▸ WHAT THIS TASK INVOLVES
Repeat the entire listing exactly as written.

**** RECORDS TO USE

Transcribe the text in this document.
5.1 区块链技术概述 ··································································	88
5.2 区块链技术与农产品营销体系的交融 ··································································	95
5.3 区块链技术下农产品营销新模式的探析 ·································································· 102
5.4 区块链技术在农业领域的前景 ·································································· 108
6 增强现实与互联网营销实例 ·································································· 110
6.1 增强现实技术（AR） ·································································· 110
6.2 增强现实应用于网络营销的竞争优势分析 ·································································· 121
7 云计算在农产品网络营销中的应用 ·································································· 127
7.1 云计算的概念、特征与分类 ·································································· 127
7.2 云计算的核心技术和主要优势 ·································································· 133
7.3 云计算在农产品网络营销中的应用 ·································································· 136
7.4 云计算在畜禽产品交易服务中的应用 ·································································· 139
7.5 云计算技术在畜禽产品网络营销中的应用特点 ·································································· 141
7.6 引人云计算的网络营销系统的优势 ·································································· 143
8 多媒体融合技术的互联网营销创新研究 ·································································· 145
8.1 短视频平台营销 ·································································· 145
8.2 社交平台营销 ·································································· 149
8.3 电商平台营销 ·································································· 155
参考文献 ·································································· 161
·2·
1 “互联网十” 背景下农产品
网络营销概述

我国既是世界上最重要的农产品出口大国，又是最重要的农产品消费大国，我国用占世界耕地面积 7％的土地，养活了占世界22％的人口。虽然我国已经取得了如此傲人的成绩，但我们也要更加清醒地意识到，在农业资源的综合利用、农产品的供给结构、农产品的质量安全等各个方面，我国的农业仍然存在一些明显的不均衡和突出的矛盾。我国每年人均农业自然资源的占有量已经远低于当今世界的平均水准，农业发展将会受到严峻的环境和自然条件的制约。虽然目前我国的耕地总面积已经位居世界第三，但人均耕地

********

▸ SOLUTION
Transcribe the text in this document.
5.1 区块链技术概述 ··································································	88
5.2 区块链技术与农产品营销体系的交融 ··································································	95
5.3 区块链技术下农产品营销新模式的探析 ·································································· 102
5.4 区块链技术在农业领域的前景 ·································································· 108
6 增强现实与互联网营销实例 ·································································· 110
6.1 增强现实技术（AR） ·································································· 110
6.2 增强现实应用于网络营销的竞争优势分析 ·································································· 121
7 云计算在农产品网络营销中的应用 ·································································· 127
7.1 云计算的概念、特征与分类 ·································································· 127
7.2 云计算的核心技术和主要优势 ·································································· 133
7.3 云计算在农产品网络营销中的应用 ·································································· 136
7.4 云计算在畜禽产品交易服务中的应用 ·································································· 139
7.5 云计算技术在畜禽产品网络营销中的应用特点 ·································································· 141
7.6 引人云计算的网络营销系统的优势 ·································································· 143
8 多媒体融合技术的互联网营销创新研究 ·································································· 145
8.1 短视频平台营销 ·································································· 145
8.2 社交平台营销 ·································································· 149
8.3 电商平台营销 ·································································· 155
参考文献 ·································································· 161
·2·
1 “互联网十” 背景下农产品
网络营销概述

我国既是世界上最重要的农产品出口大国，又是最重要的农产品消费大国，我国用占世界耕地面积 7％的土地，养活了占世界22％的人口。虽然我国已经取得了如此傲人的成绩，但我们也要更加清醒地意识到，在农业资源的综合利用、农产品的供给结构、农产品的质量安全等各个方面，我国的农业仍然存在一些明显的不均衡和突出的矛盾。我国每年人均农业自然资源的占有量已经远低于当今世界的平均水准，农业发展将会受到严峻的环境和自然条件的制约。虽然目前我国的耕地总面积已经位居世界第三，但人均耕地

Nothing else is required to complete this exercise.